**Your task**
Copy the material word for word, from its very beginning through the line that contains "staticText: ( [131, 391, 136, 413]".

**Supplied data**
_ _ _ _ _

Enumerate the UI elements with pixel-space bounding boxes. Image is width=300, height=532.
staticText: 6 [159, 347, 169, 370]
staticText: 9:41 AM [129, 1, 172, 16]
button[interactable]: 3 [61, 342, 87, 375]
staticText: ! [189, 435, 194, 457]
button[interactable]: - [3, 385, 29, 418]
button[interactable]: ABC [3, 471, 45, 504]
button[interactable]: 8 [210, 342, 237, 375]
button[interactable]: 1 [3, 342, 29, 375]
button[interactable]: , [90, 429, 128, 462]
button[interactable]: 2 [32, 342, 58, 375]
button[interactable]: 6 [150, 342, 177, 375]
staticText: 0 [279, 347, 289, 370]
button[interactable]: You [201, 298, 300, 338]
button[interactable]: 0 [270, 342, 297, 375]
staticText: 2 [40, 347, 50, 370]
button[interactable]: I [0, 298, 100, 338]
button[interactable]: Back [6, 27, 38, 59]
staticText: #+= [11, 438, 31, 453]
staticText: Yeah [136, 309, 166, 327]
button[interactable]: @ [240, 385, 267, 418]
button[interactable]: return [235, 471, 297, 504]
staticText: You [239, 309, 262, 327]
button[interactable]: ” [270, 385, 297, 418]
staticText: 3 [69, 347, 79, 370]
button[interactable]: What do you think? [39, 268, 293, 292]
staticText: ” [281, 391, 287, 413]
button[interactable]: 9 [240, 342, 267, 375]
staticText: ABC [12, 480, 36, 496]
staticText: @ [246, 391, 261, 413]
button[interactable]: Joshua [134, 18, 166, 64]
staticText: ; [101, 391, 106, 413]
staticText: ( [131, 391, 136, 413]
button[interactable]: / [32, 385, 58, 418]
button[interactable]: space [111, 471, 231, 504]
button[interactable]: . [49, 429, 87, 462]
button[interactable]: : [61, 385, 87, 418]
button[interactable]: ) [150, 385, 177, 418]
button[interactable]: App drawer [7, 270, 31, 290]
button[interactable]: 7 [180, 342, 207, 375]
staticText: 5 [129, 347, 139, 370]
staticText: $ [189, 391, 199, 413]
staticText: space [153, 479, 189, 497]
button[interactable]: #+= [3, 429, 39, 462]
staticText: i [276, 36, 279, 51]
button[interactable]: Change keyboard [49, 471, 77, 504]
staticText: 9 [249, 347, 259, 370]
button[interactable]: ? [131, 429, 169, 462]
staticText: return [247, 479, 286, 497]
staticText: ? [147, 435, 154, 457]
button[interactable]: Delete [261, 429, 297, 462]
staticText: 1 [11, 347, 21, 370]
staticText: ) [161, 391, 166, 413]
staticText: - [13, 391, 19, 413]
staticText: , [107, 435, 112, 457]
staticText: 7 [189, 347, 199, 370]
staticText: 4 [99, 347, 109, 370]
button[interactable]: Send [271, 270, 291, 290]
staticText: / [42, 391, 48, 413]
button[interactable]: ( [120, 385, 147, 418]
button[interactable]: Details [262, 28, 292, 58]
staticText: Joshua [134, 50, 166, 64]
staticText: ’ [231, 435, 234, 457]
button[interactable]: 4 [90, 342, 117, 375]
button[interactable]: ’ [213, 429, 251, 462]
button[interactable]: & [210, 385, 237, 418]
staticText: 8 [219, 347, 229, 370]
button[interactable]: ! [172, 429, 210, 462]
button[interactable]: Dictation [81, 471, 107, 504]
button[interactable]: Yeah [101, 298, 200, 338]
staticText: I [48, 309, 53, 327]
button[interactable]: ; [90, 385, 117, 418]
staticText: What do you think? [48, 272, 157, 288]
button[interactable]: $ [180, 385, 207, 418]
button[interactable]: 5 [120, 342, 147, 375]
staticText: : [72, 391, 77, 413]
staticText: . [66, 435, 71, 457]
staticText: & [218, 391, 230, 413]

_ _ _ _ _

**Response to the exercise**
Enumerate the UI elements with pixel-space bounding boxes. Image is width=300, height=532.
staticText: 6 [159, 347, 169, 370]
staticText: 9:41 AM [129, 1, 172, 16]
button[interactable]: 3 [61, 342, 87, 375]
staticText: ! [189, 435, 194, 457]
button[interactable]: - [3, 385, 29, 418]
button[interactable]: ABC [3, 471, 45, 504]
button[interactable]: 8 [210, 342, 237, 375]
button[interactable]: 1 [3, 342, 29, 375]
button[interactable]: , [90, 429, 128, 462]
button[interactable]: 2 [32, 342, 58, 375]
button[interactable]: 6 [150, 342, 177, 375]
staticText: 0 [279, 347, 289, 370]
button[interactable]: You [201, 298, 300, 338]
button[interactable]: 0 [270, 342, 297, 375]
staticText: 2 [40, 347, 50, 370]
button[interactable]: I [0, 298, 100, 338]
button[interactable]: Back [6, 27, 38, 59]
staticText: #+= [11, 438, 31, 453]
staticText: Yeah [136, 309, 166, 327]
button[interactable]: @ [240, 385, 267, 418]
button[interactable]: return [235, 471, 297, 504]
staticText: You [239, 309, 262, 327]
button[interactable]: ” [270, 385, 297, 418]
staticText: 3 [69, 347, 79, 370]
button[interactable]: What do you think? [39, 268, 293, 292]
staticText: ” [281, 391, 287, 413]
button[interactable]: 9 [240, 342, 267, 375]
staticText: ABC [12, 480, 36, 496]
staticText: @ [246, 391, 261, 413]
button[interactable]: Joshua [134, 18, 166, 64]
staticText: ; [101, 391, 106, 413]
staticText: ( [131, 391, 136, 413]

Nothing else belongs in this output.